Find every line below that contains the word "headline" and copy it out.

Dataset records
-- Start --

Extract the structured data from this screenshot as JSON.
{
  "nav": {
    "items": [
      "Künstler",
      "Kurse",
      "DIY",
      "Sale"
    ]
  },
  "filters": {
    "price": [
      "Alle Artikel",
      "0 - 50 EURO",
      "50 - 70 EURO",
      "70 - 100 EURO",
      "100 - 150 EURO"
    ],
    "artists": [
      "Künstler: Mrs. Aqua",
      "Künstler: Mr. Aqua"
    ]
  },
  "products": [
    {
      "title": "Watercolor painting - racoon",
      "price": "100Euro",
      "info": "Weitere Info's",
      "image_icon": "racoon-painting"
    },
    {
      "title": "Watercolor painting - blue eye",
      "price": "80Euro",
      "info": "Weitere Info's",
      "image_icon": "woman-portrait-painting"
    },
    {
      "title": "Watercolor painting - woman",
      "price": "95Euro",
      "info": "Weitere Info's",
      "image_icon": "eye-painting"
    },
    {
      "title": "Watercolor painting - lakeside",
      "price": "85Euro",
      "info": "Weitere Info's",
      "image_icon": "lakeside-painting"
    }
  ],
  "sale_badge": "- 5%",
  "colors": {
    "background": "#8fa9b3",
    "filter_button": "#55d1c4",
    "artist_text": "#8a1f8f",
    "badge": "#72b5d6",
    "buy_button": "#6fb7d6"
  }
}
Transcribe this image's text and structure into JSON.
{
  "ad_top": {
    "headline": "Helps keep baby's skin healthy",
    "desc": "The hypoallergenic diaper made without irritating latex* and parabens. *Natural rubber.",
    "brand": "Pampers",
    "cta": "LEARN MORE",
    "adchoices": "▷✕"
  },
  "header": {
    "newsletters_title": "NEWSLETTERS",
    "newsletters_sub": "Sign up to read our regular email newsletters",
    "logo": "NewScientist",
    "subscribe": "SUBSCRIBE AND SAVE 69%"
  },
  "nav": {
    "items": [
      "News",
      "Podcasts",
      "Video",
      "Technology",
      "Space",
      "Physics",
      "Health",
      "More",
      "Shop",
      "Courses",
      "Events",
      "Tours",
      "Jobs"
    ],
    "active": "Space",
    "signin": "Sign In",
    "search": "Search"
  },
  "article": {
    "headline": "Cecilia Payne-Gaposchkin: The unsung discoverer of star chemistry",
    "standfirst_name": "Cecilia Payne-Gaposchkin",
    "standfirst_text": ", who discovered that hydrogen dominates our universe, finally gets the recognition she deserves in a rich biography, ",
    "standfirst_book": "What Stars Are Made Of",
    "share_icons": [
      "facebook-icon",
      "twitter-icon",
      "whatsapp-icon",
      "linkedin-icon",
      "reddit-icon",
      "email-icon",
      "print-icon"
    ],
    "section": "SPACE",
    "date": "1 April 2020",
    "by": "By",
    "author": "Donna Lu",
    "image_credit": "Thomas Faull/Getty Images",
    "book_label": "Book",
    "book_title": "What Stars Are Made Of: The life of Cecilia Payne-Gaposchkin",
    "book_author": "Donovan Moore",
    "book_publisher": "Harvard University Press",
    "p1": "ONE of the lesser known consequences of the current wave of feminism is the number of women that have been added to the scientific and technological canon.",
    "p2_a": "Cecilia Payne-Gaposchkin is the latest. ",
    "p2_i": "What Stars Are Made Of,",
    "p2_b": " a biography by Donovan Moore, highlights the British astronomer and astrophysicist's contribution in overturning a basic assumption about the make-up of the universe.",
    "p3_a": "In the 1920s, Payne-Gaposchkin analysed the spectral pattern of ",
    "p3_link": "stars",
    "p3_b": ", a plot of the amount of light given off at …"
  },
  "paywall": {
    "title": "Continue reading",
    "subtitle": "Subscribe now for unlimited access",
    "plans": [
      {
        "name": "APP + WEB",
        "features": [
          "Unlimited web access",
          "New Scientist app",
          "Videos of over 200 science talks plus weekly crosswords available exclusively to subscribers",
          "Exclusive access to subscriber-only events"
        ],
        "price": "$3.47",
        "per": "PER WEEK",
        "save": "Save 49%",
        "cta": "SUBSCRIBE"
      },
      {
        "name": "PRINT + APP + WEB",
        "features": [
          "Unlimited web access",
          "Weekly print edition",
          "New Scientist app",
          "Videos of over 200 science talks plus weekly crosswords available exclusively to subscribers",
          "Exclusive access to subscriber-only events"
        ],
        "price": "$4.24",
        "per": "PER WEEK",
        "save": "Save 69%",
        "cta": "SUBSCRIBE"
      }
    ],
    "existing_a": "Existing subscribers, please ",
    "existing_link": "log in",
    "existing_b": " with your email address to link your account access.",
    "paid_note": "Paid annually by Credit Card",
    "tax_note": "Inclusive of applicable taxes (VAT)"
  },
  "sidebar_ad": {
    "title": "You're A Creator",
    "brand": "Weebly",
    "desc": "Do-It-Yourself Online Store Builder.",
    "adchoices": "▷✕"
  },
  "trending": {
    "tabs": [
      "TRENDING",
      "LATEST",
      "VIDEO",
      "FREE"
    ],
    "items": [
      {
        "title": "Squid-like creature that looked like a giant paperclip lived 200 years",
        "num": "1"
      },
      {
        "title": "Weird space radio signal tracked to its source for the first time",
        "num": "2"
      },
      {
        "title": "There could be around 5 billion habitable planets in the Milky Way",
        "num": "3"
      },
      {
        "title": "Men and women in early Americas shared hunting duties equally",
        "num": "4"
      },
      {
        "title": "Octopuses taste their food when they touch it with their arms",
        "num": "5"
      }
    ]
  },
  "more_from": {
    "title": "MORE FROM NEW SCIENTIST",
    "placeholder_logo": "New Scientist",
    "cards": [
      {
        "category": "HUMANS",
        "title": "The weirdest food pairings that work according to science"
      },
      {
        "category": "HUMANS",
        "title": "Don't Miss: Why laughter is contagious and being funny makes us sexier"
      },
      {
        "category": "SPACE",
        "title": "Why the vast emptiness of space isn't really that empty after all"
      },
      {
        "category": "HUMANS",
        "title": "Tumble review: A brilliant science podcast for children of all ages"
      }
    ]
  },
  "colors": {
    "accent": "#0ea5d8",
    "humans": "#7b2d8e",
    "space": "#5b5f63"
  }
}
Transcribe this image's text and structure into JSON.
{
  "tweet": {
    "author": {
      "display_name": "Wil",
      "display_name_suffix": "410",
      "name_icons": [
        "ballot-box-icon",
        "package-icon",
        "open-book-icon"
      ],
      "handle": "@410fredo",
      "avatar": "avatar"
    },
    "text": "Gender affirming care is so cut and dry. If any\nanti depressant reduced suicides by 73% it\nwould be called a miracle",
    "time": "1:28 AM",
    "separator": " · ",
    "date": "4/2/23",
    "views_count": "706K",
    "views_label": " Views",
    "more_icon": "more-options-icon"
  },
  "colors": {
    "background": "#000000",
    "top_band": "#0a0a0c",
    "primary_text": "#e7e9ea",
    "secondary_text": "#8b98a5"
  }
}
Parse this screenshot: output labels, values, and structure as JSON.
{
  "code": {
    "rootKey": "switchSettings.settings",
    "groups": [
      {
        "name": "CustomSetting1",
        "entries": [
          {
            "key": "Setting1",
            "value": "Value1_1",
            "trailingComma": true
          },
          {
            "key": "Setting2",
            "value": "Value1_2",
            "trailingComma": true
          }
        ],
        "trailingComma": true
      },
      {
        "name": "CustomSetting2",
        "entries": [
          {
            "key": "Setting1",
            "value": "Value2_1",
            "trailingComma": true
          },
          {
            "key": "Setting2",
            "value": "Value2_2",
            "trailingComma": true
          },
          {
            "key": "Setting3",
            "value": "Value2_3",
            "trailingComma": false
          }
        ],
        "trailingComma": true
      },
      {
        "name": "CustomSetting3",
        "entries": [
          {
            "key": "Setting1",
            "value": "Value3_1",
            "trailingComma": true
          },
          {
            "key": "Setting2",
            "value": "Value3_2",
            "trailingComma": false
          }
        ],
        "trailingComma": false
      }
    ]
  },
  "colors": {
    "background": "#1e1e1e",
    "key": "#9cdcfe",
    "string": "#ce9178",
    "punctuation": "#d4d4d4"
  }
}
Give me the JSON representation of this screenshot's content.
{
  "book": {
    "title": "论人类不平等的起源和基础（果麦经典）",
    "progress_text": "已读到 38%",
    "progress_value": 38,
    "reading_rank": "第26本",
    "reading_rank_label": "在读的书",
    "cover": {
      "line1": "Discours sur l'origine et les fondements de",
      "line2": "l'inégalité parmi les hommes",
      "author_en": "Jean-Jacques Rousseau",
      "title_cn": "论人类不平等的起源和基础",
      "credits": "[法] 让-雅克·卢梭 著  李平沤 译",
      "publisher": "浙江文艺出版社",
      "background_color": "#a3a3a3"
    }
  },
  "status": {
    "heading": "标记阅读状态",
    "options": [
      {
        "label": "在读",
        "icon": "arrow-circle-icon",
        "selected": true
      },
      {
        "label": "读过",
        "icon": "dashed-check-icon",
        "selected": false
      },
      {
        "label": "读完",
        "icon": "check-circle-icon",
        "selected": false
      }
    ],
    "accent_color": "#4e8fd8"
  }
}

-- End --

EXERCISE RESULT>
    "headline": "Helps keep baby's skin healthy",
    "headline": "Cecilia Payne-Gaposchkin: The unsung discoverer of star chemistry",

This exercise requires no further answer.